====== Dataset extract ======

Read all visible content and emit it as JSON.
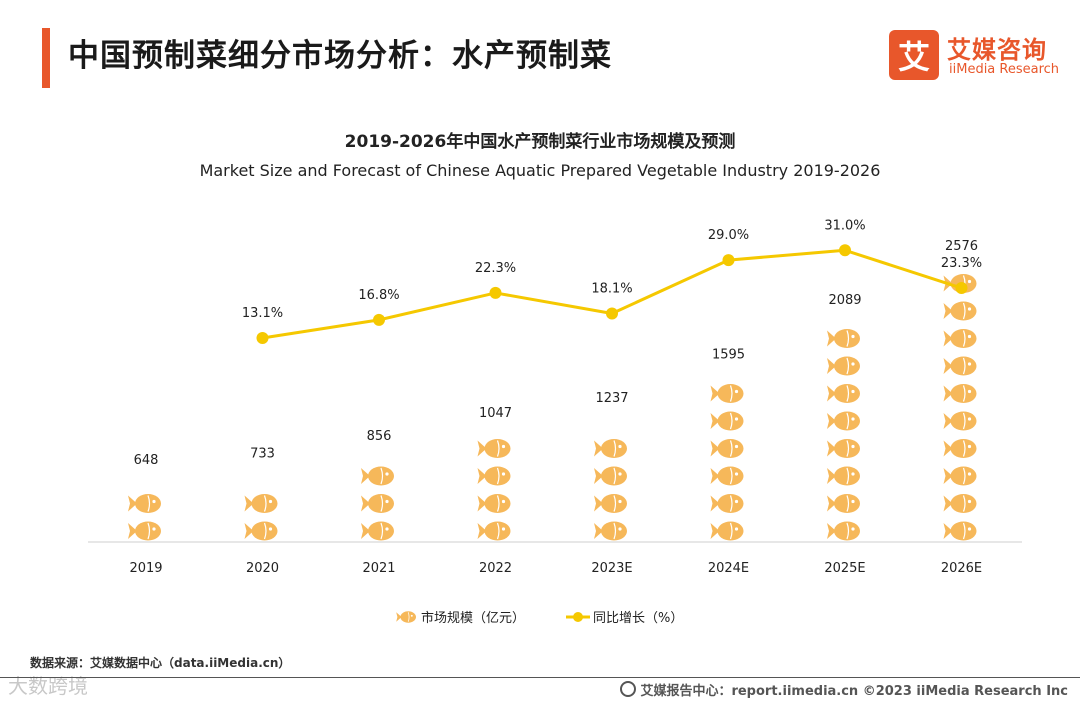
{
  "header": {
    "title": "中国预制菜细分市场分析：水产预制菜",
    "logo_cn": "艾媒咨询",
    "logo_en": "iiMedia Research",
    "logo_mark": "艾"
  },
  "colors": {
    "accent": "#e8572b",
    "fish": "#f6b85a",
    "line": "#f5c800"
  },
  "chart_data": {
    "type": "bar",
    "title": "2019-2026年中国水产预制菜行业市场规模及预测",
    "subtitle": "Market Size and Forecast of Chinese Aquatic Prepared Vegetable Industry 2019-2026",
    "categories": [
      "2019",
      "2020",
      "2021",
      "2022",
      "2023E",
      "2024E",
      "2025E",
      "2026E"
    ],
    "series": [
      {
        "name": "市场规模（亿元）",
        "type": "pictorial-bar",
        "values": [
          648,
          733,
          856,
          1047,
          1237,
          1595,
          2089,
          2576
        ]
      },
      {
        "name": "同比增长（%）",
        "type": "line",
        "values": [
          null,
          13.1,
          16.8,
          22.3,
          18.1,
          29.0,
          31.0,
          23.3
        ],
        "labels": [
          "",
          "13.1%",
          "16.8%",
          "22.3%",
          "18.1%",
          "29.0%",
          "31.0%",
          "23.3%"
        ]
      }
    ],
    "legend_position": "bottom"
  },
  "footer": {
    "source": "数据来源：艾媒数据中心（data.iiMedia.cn）",
    "copyright": "艾媒报告中心：report.iimedia.cn    ©2023  iiMedia Research  Inc",
    "watermark": "大数跨境"
  }
}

======

Required task
Count how many lines above include the word "type" and answer with that figure only.

Answer for the task
3